* **AIM OF THE TASK**:
Copy the entries below exactly. Images do not belong in the copy.

====== SUPPLIED ENTRIES ======

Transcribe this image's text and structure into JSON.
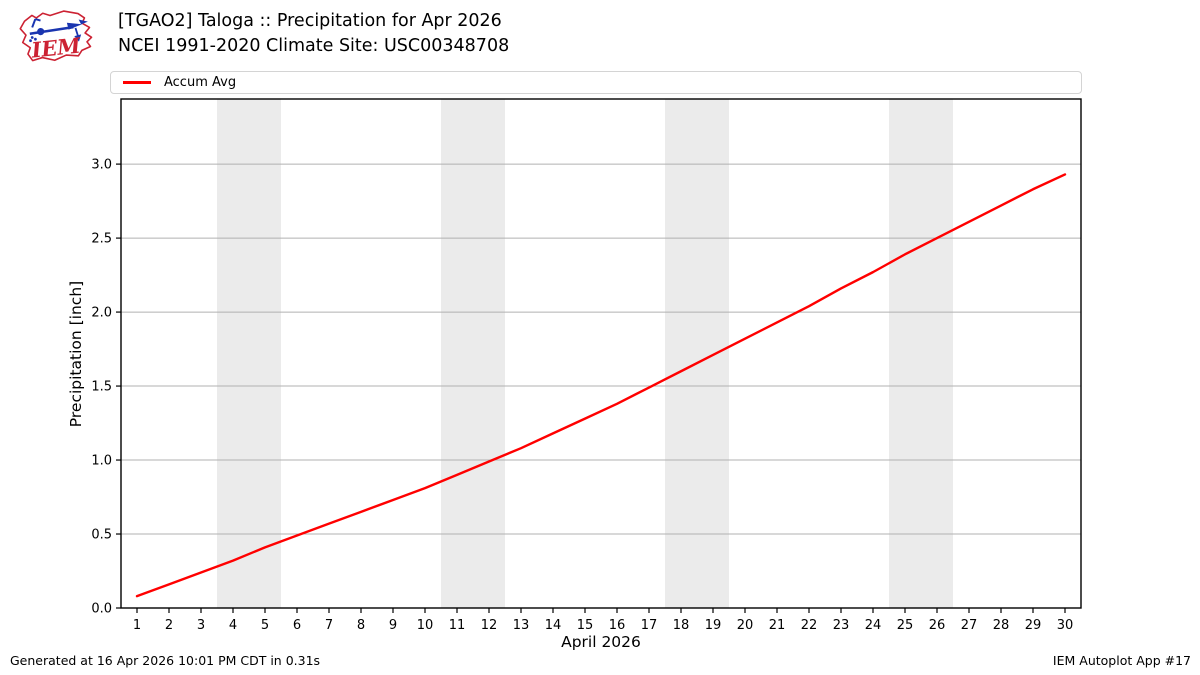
{
  "header": {
    "title_line1": "[TGAO2] Taloga :: Precipitation for Apr 2026",
    "title_line2": "NCEI 1991-2020 Climate Site: USC00348708"
  },
  "logo": {
    "text": "IEM"
  },
  "legend": {
    "items": [
      {
        "label": "Accum Avg",
        "color": "#ff0000"
      }
    ]
  },
  "chart_data": {
    "type": "line",
    "title": "[TGAO2] Taloga :: Precipitation for Apr 2026",
    "subtitle": "NCEI 1991-2020 Climate Site: USC00348708",
    "xlabel": "April 2026",
    "ylabel": "Precipitation [inch]",
    "x": [
      1,
      2,
      3,
      4,
      5,
      6,
      7,
      8,
      9,
      10,
      11,
      12,
      13,
      14,
      15,
      16,
      17,
      18,
      19,
      20,
      21,
      22,
      23,
      24,
      25,
      26,
      27,
      28,
      29,
      30
    ],
    "series": [
      {
        "name": "Accum Avg",
        "color": "#ff0000",
        "values": [
          0.08,
          0.16,
          0.24,
          0.32,
          0.41,
          0.49,
          0.57,
          0.65,
          0.73,
          0.81,
          0.9,
          0.99,
          1.08,
          1.18,
          1.28,
          1.38,
          1.49,
          1.6,
          1.71,
          1.82,
          1.93,
          2.04,
          2.16,
          2.27,
          2.39,
          2.5,
          2.61,
          2.72,
          2.83,
          2.93
        ]
      }
    ],
    "xlim": [
      0.5,
      30.5
    ],
    "ylim": [
      0,
      3.44
    ],
    "yticks": [
      0.0,
      0.5,
      1.0,
      1.5,
      2.0,
      2.5,
      3.0
    ],
    "ytick_decimals": 1,
    "grid": "horizontal",
    "gridline_color": "#b0b0b0",
    "weekend_band_color": "#ebebeb",
    "weekend_bands": [
      [
        3.5,
        5.5
      ],
      [
        10.5,
        12.5
      ],
      [
        17.5,
        19.5
      ],
      [
        24.5,
        26.5
      ]
    ],
    "legend_position": "top"
  },
  "footer": {
    "left": "Generated at 16 Apr 2026 10:01 PM CDT in 0.31s",
    "right": "IEM Autoplot App #17"
  }
}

======

* **RESULT OF THE EXERCISE**:
Transcribe this image's text and structure into JSON.
{
  "header": {
    "title_line1": "[TGAO2] Taloga :: Precipitation for Apr 2026",
    "title_line2": "NCEI 1991-2020 Climate Site: USC00348708"
  },
  "logo": {
    "text": "IEM"
  },
  "legend": {
    "items": [
      {
        "label": "Accum Avg",
        "color": "#ff0000"
      }
    ]
  },
  "chart_data": {
    "type": "line",
    "title": "[TGAO2] Taloga :: Precipitation for Apr 2026",
    "subtitle": "NCEI 1991-2020 Climate Site: USC00348708",
    "xlabel": "April 2026",
    "ylabel": "Precipitation [inch]",
    "x": [
      1,
      2,
      3,
      4,
      5,
      6,
      7,
      8,
      9,
      10,
      11,
      12,
      13,
      14,
      15,
      16,
      17,
      18,
      19,
      20,
      21,
      22,
      23,
      24,
      25,
      26,
      27,
      28,
      29,
      30
    ],
    "series": [
      {
        "name": "Accum Avg",
        "color": "#ff0000",
        "values": [
          0.08,
          0.16,
          0.24,
          0.32,
          0.41,
          0.49,
          0.57,
          0.65,
          0.73,
          0.81,
          0.9,
          0.99,
          1.08,
          1.18,
          1.28,
          1.38,
          1.49,
          1.6,
          1.71,
          1.82,
          1.93,
          2.04,
          2.16,
          2.27,
          2.39,
          2.5,
          2.61,
          2.72,
          2.83,
          2.93
        ]
      }
    ],
    "xlim": [
      0.5,
      30.5
    ],
    "ylim": [
      0,
      3.44
    ],
    "yticks": [
      0.0,
      0.5,
      1.0,
      1.5,
      2.0,
      2.5,
      3.0
    ],
    "ytick_decimals": 1,
    "grid": "horizontal",
    "gridline_color": "#b0b0b0",
    "weekend_band_color": "#ebebeb",
    "weekend_bands": [
      [
        3.5,
        5.5
      ],
      [
        10.5,
        12.5
      ],
      [
        17.5,
        19.5
      ],
      [
        24.5,
        26.5
      ]
    ],
    "legend_position": "top"
  },
  "footer": {
    "left": "Generated at 16 Apr 2026 10:01 PM CDT in 0.31s",
    "right": "IEM Autoplot App #17"
  }
}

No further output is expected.